Entries drawn from a collection

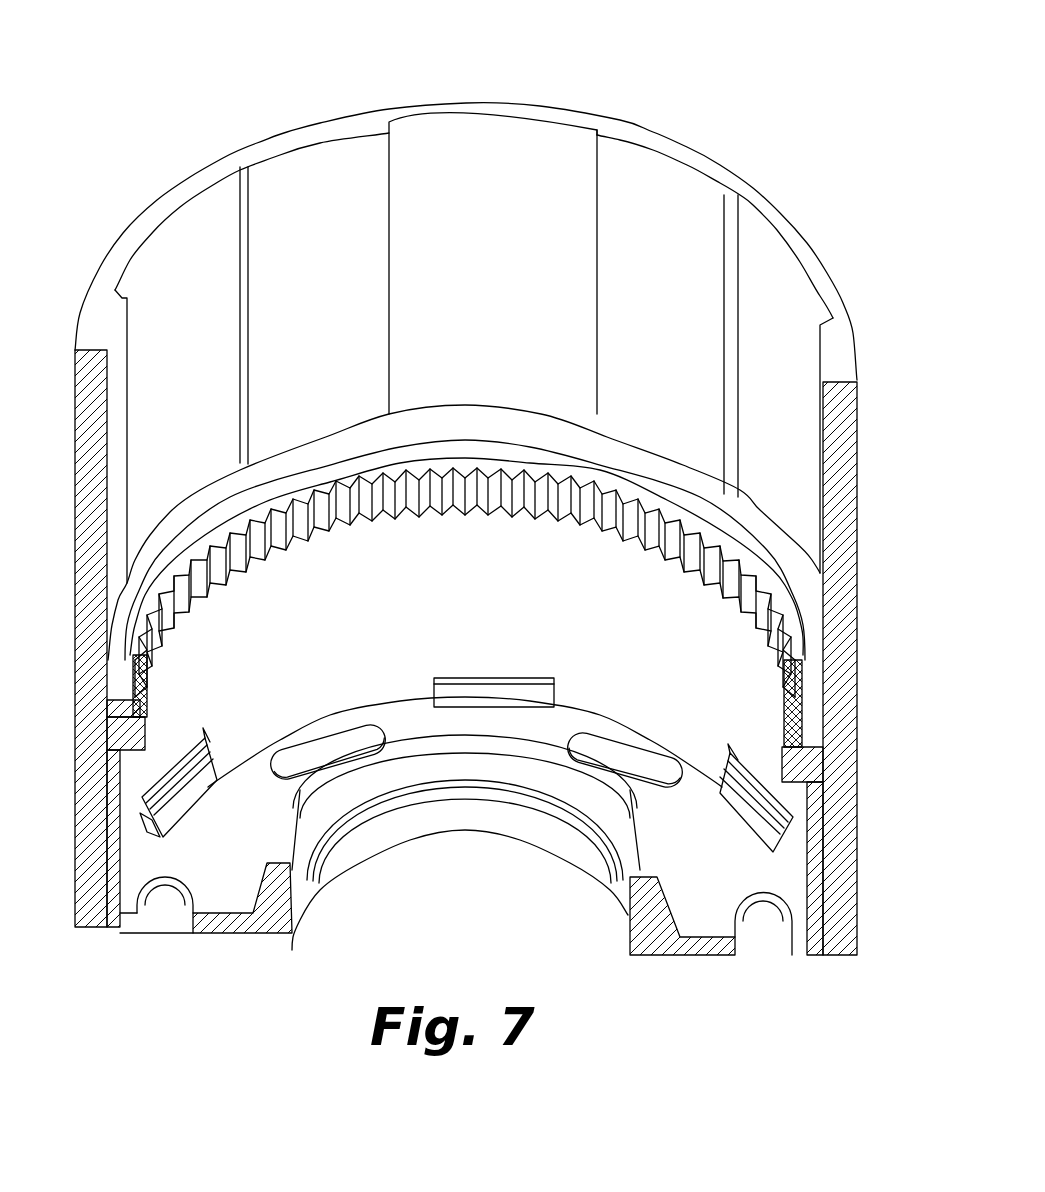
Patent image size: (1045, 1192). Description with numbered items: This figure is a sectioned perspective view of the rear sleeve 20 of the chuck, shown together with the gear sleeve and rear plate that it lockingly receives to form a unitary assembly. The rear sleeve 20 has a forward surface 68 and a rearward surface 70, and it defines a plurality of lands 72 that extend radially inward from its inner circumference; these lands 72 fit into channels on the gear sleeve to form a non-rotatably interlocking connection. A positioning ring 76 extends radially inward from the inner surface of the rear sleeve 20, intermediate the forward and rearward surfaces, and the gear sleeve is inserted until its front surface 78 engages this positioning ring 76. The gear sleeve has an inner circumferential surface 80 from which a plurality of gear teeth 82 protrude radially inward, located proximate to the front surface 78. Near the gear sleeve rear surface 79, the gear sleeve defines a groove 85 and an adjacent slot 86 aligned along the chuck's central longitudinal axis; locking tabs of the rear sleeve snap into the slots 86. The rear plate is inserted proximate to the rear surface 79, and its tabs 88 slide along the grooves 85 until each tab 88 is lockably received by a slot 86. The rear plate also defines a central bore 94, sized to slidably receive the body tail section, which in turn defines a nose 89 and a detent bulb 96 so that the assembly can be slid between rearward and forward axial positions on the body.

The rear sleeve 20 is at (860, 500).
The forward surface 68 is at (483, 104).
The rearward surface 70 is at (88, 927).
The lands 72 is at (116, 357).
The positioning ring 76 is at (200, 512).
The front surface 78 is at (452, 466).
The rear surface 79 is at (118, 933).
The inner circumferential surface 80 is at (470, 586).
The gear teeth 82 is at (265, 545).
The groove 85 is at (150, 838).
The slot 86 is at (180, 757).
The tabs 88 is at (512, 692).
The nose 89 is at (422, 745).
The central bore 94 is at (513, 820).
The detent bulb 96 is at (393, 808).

▶ [Required task] Please quote everything from the start of the listing down to the line that contains "The tabs 88 is at (512, 692).", including that line, and leave the pictures out of your answer.

▶ [Reply]
Patent image size: (1045, 1192). Description with numbered items: This figure is a sectioned perspective view of the rear sleeve 20 of the chuck, shown together with the gear sleeve and rear plate that it lockingly receives to form a unitary assembly. The rear sleeve 20 has a forward surface 68 and a rearward surface 70, and it defines a plurality of lands 72 that extend radially inward from its inner circumference; these lands 72 fit into channels on the gear sleeve to form a non-rotatably interlocking connection. A positioning ring 76 extends radially inward from the inner surface of the rear sleeve 20, intermediate the forward and rearward surfaces, and the gear sleeve is inserted until its front surface 78 engages this positioning ring 76. The gear sleeve has an inner circumferential surface 80 from which a plurality of gear teeth 82 protrude radially inward, located proximate to the front surface 78. Near the gear sleeve rear surface 79, the gear sleeve defines a groove 85 and an adjacent slot 86 aligned along the chuck's central longitudinal axis; locking tabs of the rear sleeve snap into the slots 86. The rear plate is inserted proximate to the rear surface 79, and its tabs 88 slide along the grooves 85 until each tab 88 is lockably received by a slot 86. The rear plate also defines a central bore 94, sized to slidably receive the body tail section, which in turn defines a nose 89 and a detent bulb 96 so that the assembly can be slid between rearward and forward axial positions on the body.

The rear sleeve 20 is at (860, 500).
The forward surface 68 is at (483, 104).
The rearward surface 70 is at (88, 927).
The lands 72 is at (116, 357).
The positioning ring 76 is at (200, 512).
The front surface 78 is at (452, 466).
The rear surface 79 is at (118, 933).
The inner circumferential surface 80 is at (470, 586).
The gear teeth 82 is at (265, 545).
The groove 85 is at (150, 838).
The slot 86 is at (180, 757).
The tabs 88 is at (512, 692).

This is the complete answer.